Short exercise.
Every record should be repeated exactly, except that pictures are left out.

Working data.
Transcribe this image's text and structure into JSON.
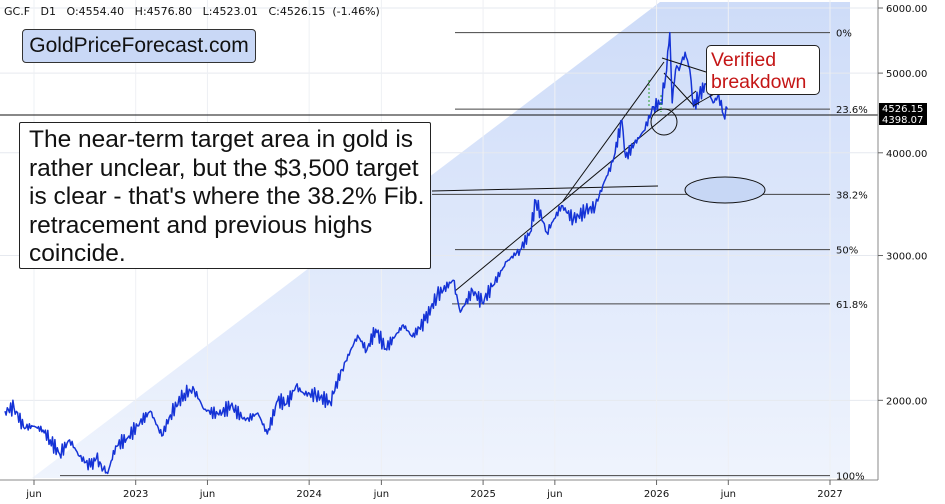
{
  "header": {
    "symbol": "GC.F",
    "timeframe": "D1",
    "open": "O:4554.40",
    "high": "H:4576.80",
    "low": "L:4523.01",
    "close": "C:4526.15",
    "change": "(-1.46%)"
  },
  "brand": "GoldPriceForecast.com",
  "note": "The near-term target area in gold is rather unclear, but the $3,500 target is clear - that's where the 38.2% Fib. retracement and previous highs coincide.",
  "callout": {
    "line1": "Verified",
    "line2": "breakdown"
  },
  "colors": {
    "price": "#1533d6",
    "fib_shade": "#dbe6fb",
    "fib_line": "#444444",
    "callout_text": "#c41616",
    "brand_bg": "#c9d8f6",
    "last_price_badge": "#000000"
  },
  "chart_data": {
    "type": "line",
    "scale": "log",
    "ylim": [
      1600,
      6000
    ],
    "y_ticks": [
      {
        "value": 2000,
        "label": "2000.00"
      },
      {
        "value": 3000,
        "label": "3000.00"
      },
      {
        "value": 4000,
        "label": "4000.00"
      },
      {
        "value": 5000,
        "label": "5000.00"
      },
      {
        "value": 6000,
        "label": "6000.00"
      }
    ],
    "x_ticks": [
      {
        "date": "2022-06-01",
        "label": "jun"
      },
      {
        "date": "2023-01-01",
        "label": "2023"
      },
      {
        "date": "2023-06-01",
        "label": "jun"
      },
      {
        "date": "2024-01-01",
        "label": "2024"
      },
      {
        "date": "2024-06-01",
        "label": "jun"
      },
      {
        "date": "2025-01-01",
        "label": "2025"
      },
      {
        "date": "2025-06-01",
        "label": "jun"
      },
      {
        "date": "2026-01-01",
        "label": "2026"
      },
      {
        "date": "2026-06-01",
        "label": "jun"
      },
      {
        "date": "2027-01-01",
        "label": "2027"
      }
    ],
    "price_labels": [
      {
        "value": 4526.15,
        "label": "4526.15"
      },
      {
        "value": 4398.07,
        "label": "4398.07"
      }
    ],
    "fib_levels": [
      {
        "label": "0%",
        "value": 5600
      },
      {
        "label": "23.6%",
        "value": 4520
      },
      {
        "label": "38.2%",
        "value": 3560
      },
      {
        "label": "50%",
        "value": 3050
      },
      {
        "label": "61.8%",
        "value": 2620
      },
      {
        "label": "100%",
        "value": 1620
      }
    ],
    "series": [
      {
        "values": [
          {
            "x": "2022-04-01",
            "y": 1940
          },
          {
            "x": "2022-04-20",
            "y": 1960
          },
          {
            "x": "2022-05-10",
            "y": 1855
          },
          {
            "x": "2022-06-01",
            "y": 1860
          },
          {
            "x": "2022-06-20",
            "y": 1840
          },
          {
            "x": "2022-07-05",
            "y": 1790
          },
          {
            "x": "2022-07-25",
            "y": 1720
          },
          {
            "x": "2022-08-15",
            "y": 1790
          },
          {
            "x": "2022-09-05",
            "y": 1710
          },
          {
            "x": "2022-09-28",
            "y": 1660
          },
          {
            "x": "2022-10-10",
            "y": 1700
          },
          {
            "x": "2022-10-25",
            "y": 1650
          },
          {
            "x": "2022-11-03",
            "y": 1630
          },
          {
            "x": "2022-11-20",
            "y": 1760
          },
          {
            "x": "2022-12-15",
            "y": 1800
          },
          {
            "x": "2023-01-10",
            "y": 1880
          },
          {
            "x": "2023-02-01",
            "y": 1940
          },
          {
            "x": "2023-02-25",
            "y": 1810
          },
          {
            "x": "2023-03-15",
            "y": 1920
          },
          {
            "x": "2023-04-13",
            "y": 2040
          },
          {
            "x": "2023-05-04",
            "y": 2060
          },
          {
            "x": "2023-05-25",
            "y": 1950
          },
          {
            "x": "2023-06-25",
            "y": 1920
          },
          {
            "x": "2023-07-20",
            "y": 1970
          },
          {
            "x": "2023-08-20",
            "y": 1890
          },
          {
            "x": "2023-09-15",
            "y": 1930
          },
          {
            "x": "2023-10-05",
            "y": 1820
          },
          {
            "x": "2023-10-27",
            "y": 2000
          },
          {
            "x": "2023-11-15",
            "y": 1980
          },
          {
            "x": "2023-12-04",
            "y": 2080
          },
          {
            "x": "2023-12-20",
            "y": 2040
          },
          {
            "x": "2024-01-15",
            "y": 2030
          },
          {
            "x": "2024-02-14",
            "y": 1990
          },
          {
            "x": "2024-03-10",
            "y": 2180
          },
          {
            "x": "2024-04-12",
            "y": 2400
          },
          {
            "x": "2024-05-01",
            "y": 2300
          },
          {
            "x": "2024-05-20",
            "y": 2440
          },
          {
            "x": "2024-06-10",
            "y": 2310
          },
          {
            "x": "2024-07-17",
            "y": 2470
          },
          {
            "x": "2024-08-05",
            "y": 2390
          },
          {
            "x": "2024-09-01",
            "y": 2500
          },
          {
            "x": "2024-09-26",
            "y": 2680
          },
          {
            "x": "2024-10-30",
            "y": 2800
          },
          {
            "x": "2024-11-14",
            "y": 2560
          },
          {
            "x": "2024-12-10",
            "y": 2720
          },
          {
            "x": "2024-12-30",
            "y": 2630
          },
          {
            "x": "2025-01-20",
            "y": 2750
          },
          {
            "x": "2025-02-20",
            "y": 2950
          },
          {
            "x": "2025-03-20",
            "y": 3050
          },
          {
            "x": "2025-04-10",
            "y": 3200
          },
          {
            "x": "2025-04-22",
            "y": 3500
          },
          {
            "x": "2025-05-15",
            "y": 3200
          },
          {
            "x": "2025-06-15",
            "y": 3450
          },
          {
            "x": "2025-07-10",
            "y": 3320
          },
          {
            "x": "2025-08-05",
            "y": 3400
          },
          {
            "x": "2025-08-25",
            "y": 3440
          },
          {
            "x": "2025-09-10",
            "y": 3650
          },
          {
            "x": "2025-10-01",
            "y": 3900
          },
          {
            "x": "2025-10-20",
            "y": 4380
          },
          {
            "x": "2025-10-28",
            "y": 3950
          },
          {
            "x": "2025-11-15",
            "y": 4100
          },
          {
            "x": "2025-12-05",
            "y": 4250
          },
          {
            "x": "2025-12-26",
            "y": 4550
          },
          {
            "x": "2026-01-10",
            "y": 4600
          },
          {
            "x": "2026-01-20",
            "y": 4950
          },
          {
            "x": "2026-01-29",
            "y": 5600
          },
          {
            "x": "2026-02-03",
            "y": 4600
          },
          {
            "x": "2026-02-10",
            "y": 5050
          },
          {
            "x": "2026-02-20",
            "y": 5100
          },
          {
            "x": "2026-03-02",
            "y": 5300
          },
          {
            "x": "2026-03-12",
            "y": 5050
          },
          {
            "x": "2026-03-20",
            "y": 4550
          },
          {
            "x": "2026-04-01",
            "y": 4700
          },
          {
            "x": "2026-04-15",
            "y": 4850
          },
          {
            "x": "2026-04-30",
            "y": 4600
          },
          {
            "x": "2026-05-12",
            "y": 4700
          },
          {
            "x": "2026-05-22",
            "y": 4450
          },
          {
            "x": "2026-05-30",
            "y": 4526
          }
        ]
      }
    ]
  }
}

Problem solution.
Transcribe this image's text and structure into JSON.
{
  "header": {
    "symbol": "GC.F",
    "timeframe": "D1",
    "open": "O:4554.40",
    "high": "H:4576.80",
    "low": "L:4523.01",
    "close": "C:4526.15",
    "change": "(-1.46%)"
  },
  "brand": "GoldPriceForecast.com",
  "note": "The near-term target area in gold is rather unclear, but the $3,500 target is clear - that's where the 38.2% Fib. retracement and previous highs coincide.",
  "callout": {
    "line1": "Verified",
    "line2": "breakdown"
  },
  "colors": {
    "price": "#1533d6",
    "fib_shade": "#dbe6fb",
    "fib_line": "#444444",
    "callout_text": "#c41616",
    "brand_bg": "#c9d8f6",
    "last_price_badge": "#000000"
  },
  "chart_data": {
    "type": "line",
    "scale": "log",
    "ylim": [
      1600,
      6000
    ],
    "y_ticks": [
      {
        "value": 2000,
        "label": "2000.00"
      },
      {
        "value": 3000,
        "label": "3000.00"
      },
      {
        "value": 4000,
        "label": "4000.00"
      },
      {
        "value": 5000,
        "label": "5000.00"
      },
      {
        "value": 6000,
        "label": "6000.00"
      }
    ],
    "x_ticks": [
      {
        "date": "2022-06-01",
        "label": "jun"
      },
      {
        "date": "2023-01-01",
        "label": "2023"
      },
      {
        "date": "2023-06-01",
        "label": "jun"
      },
      {
        "date": "2024-01-01",
        "label": "2024"
      },
      {
        "date": "2024-06-01",
        "label": "jun"
      },
      {
        "date": "2025-01-01",
        "label": "2025"
      },
      {
        "date": "2025-06-01",
        "label": "jun"
      },
      {
        "date": "2026-01-01",
        "label": "2026"
      },
      {
        "date": "2026-06-01",
        "label": "jun"
      },
      {
        "date": "2027-01-01",
        "label": "2027"
      }
    ],
    "price_labels": [
      {
        "value": 4526.15,
        "label": "4526.15"
      },
      {
        "value": 4398.07,
        "label": "4398.07"
      }
    ],
    "fib_levels": [
      {
        "label": "0%",
        "value": 5600
      },
      {
        "label": "23.6%",
        "value": 4520
      },
      {
        "label": "38.2%",
        "value": 3560
      },
      {
        "label": "50%",
        "value": 3050
      },
      {
        "label": "61.8%",
        "value": 2620
      },
      {
        "label": "100%",
        "value": 1620
      }
    ],
    "series": [
      {
        "values": [
          {
            "x": "2022-04-01",
            "y": 1940
          },
          {
            "x": "2022-04-20",
            "y": 1960
          },
          {
            "x": "2022-05-10",
            "y": 1855
          },
          {
            "x": "2022-06-01",
            "y": 1860
          },
          {
            "x": "2022-06-20",
            "y": 1840
          },
          {
            "x": "2022-07-05",
            "y": 1790
          },
          {
            "x": "2022-07-25",
            "y": 1720
          },
          {
            "x": "2022-08-15",
            "y": 1790
          },
          {
            "x": "2022-09-05",
            "y": 1710
          },
          {
            "x": "2022-09-28",
            "y": 1660
          },
          {
            "x": "2022-10-10",
            "y": 1700
          },
          {
            "x": "2022-10-25",
            "y": 1650
          },
          {
            "x": "2022-11-03",
            "y": 1630
          },
          {
            "x": "2022-11-20",
            "y": 1760
          },
          {
            "x": "2022-12-15",
            "y": 1800
          },
          {
            "x": "2023-01-10",
            "y": 1880
          },
          {
            "x": "2023-02-01",
            "y": 1940
          },
          {
            "x": "2023-02-25",
            "y": 1810
          },
          {
            "x": "2023-03-15",
            "y": 1920
          },
          {
            "x": "2023-04-13",
            "y": 2040
          },
          {
            "x": "2023-05-04",
            "y": 2060
          },
          {
            "x": "2023-05-25",
            "y": 1950
          },
          {
            "x": "2023-06-25",
            "y": 1920
          },
          {
            "x": "2023-07-20",
            "y": 1970
          },
          {
            "x": "2023-08-20",
            "y": 1890
          },
          {
            "x": "2023-09-15",
            "y": 1930
          },
          {
            "x": "2023-10-05",
            "y": 1820
          },
          {
            "x": "2023-10-27",
            "y": 2000
          },
          {
            "x": "2023-11-15",
            "y": 1980
          },
          {
            "x": "2023-12-04",
            "y": 2080
          },
          {
            "x": "2023-12-20",
            "y": 2040
          },
          {
            "x": "2024-01-15",
            "y": 2030
          },
          {
            "x": "2024-02-14",
            "y": 1990
          },
          {
            "x": "2024-03-10",
            "y": 2180
          },
          {
            "x": "2024-04-12",
            "y": 2400
          },
          {
            "x": "2024-05-01",
            "y": 2300
          },
          {
            "x": "2024-05-20",
            "y": 2440
          },
          {
            "x": "2024-06-10",
            "y": 2310
          },
          {
            "x": "2024-07-17",
            "y": 2470
          },
          {
            "x": "2024-08-05",
            "y": 2390
          },
          {
            "x": "2024-09-01",
            "y": 2500
          },
          {
            "x": "2024-09-26",
            "y": 2680
          },
          {
            "x": "2024-10-30",
            "y": 2800
          },
          {
            "x": "2024-11-14",
            "y": 2560
          },
          {
            "x": "2024-12-10",
            "y": 2720
          },
          {
            "x": "2024-12-30",
            "y": 2630
          },
          {
            "x": "2025-01-20",
            "y": 2750
          },
          {
            "x": "2025-02-20",
            "y": 2950
          },
          {
            "x": "2025-03-20",
            "y": 3050
          },
          {
            "x": "2025-04-10",
            "y": 3200
          },
          {
            "x": "2025-04-22",
            "y": 3500
          },
          {
            "x": "2025-05-15",
            "y": 3200
          },
          {
            "x": "2025-06-15",
            "y": 3450
          },
          {
            "x": "2025-07-10",
            "y": 3320
          },
          {
            "x": "2025-08-05",
            "y": 3400
          },
          {
            "x": "2025-08-25",
            "y": 3440
          },
          {
            "x": "2025-09-10",
            "y": 3650
          },
          {
            "x": "2025-10-01",
            "y": 3900
          },
          {
            "x": "2025-10-20",
            "y": 4380
          },
          {
            "x": "2025-10-28",
            "y": 3950
          },
          {
            "x": "2025-11-15",
            "y": 4100
          },
          {
            "x": "2025-12-05",
            "y": 4250
          },
          {
            "x": "2025-12-26",
            "y": 4550
          },
          {
            "x": "2026-01-10",
            "y": 4600
          },
          {
            "x": "2026-01-20",
            "y": 4950
          },
          {
            "x": "2026-01-29",
            "y": 5600
          },
          {
            "x": "2026-02-03",
            "y": 4600
          },
          {
            "x": "2026-02-10",
            "y": 5050
          },
          {
            "x": "2026-02-20",
            "y": 5100
          },
          {
            "x": "2026-03-02",
            "y": 5300
          },
          {
            "x": "2026-03-12",
            "y": 5050
          },
          {
            "x": "2026-03-20",
            "y": 4550
          },
          {
            "x": "2026-04-01",
            "y": 4700
          },
          {
            "x": "2026-04-15",
            "y": 4850
          },
          {
            "x": "2026-04-30",
            "y": 4600
          },
          {
            "x": "2026-05-12",
            "y": 4700
          },
          {
            "x": "2026-05-22",
            "y": 4450
          },
          {
            "x": "2026-05-30",
            "y": 4526
          }
        ]
      }
    ]
  }
}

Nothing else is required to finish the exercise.